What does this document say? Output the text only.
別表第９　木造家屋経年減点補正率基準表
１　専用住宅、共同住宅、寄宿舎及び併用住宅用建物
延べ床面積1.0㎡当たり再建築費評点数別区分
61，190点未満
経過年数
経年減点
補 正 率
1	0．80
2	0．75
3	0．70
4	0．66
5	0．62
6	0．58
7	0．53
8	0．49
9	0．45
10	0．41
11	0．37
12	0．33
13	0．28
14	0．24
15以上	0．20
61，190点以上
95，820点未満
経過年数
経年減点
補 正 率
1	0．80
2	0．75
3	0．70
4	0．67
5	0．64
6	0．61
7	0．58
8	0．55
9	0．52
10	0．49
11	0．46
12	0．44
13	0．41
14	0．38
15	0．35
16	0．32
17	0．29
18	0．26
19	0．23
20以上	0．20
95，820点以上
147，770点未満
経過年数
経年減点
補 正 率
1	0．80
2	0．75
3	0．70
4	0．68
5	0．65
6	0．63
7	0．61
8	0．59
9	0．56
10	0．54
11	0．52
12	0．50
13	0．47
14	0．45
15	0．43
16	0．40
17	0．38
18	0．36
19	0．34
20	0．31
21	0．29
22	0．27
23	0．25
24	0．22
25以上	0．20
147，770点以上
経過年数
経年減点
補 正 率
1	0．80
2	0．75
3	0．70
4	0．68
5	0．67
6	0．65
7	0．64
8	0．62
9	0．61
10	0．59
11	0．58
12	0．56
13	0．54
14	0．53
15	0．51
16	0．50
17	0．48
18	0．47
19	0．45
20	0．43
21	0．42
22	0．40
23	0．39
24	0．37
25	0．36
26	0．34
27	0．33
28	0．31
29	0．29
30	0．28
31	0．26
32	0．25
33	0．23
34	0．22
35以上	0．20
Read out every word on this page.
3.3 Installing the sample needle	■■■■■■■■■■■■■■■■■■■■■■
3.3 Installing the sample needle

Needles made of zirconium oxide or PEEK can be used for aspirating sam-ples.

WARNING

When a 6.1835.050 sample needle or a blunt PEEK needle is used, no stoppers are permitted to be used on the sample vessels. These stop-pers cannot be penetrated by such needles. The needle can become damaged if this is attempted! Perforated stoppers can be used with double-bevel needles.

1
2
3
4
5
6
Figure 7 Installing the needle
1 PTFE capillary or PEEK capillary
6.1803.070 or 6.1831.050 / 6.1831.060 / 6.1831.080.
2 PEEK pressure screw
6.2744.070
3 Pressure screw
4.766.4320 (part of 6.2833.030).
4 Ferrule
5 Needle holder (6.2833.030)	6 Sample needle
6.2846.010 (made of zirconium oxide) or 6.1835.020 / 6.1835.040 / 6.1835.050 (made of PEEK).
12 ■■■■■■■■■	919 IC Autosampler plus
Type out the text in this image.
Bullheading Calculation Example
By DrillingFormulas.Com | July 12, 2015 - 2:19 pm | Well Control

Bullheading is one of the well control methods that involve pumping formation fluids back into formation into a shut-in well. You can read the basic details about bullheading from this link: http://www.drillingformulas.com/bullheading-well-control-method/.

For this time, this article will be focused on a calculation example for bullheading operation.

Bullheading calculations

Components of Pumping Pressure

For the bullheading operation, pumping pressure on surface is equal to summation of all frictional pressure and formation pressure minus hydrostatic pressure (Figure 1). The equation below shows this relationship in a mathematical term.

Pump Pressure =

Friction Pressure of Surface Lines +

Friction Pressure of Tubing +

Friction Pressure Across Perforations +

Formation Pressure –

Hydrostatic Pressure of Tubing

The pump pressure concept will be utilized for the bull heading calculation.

--- --- ---

#### JOB
Look through the entries and find each line that has the string "oxide". Copy those lines.

#### RESULT OF THE TASK
Needles made of zirconium oxide or PEEK can be used for aspirating sam-ples.
6.2846.010 (made of zirconium oxide) or 6.1835.020 / 6.1835.040 / 6.1835.050 (made of PEEK).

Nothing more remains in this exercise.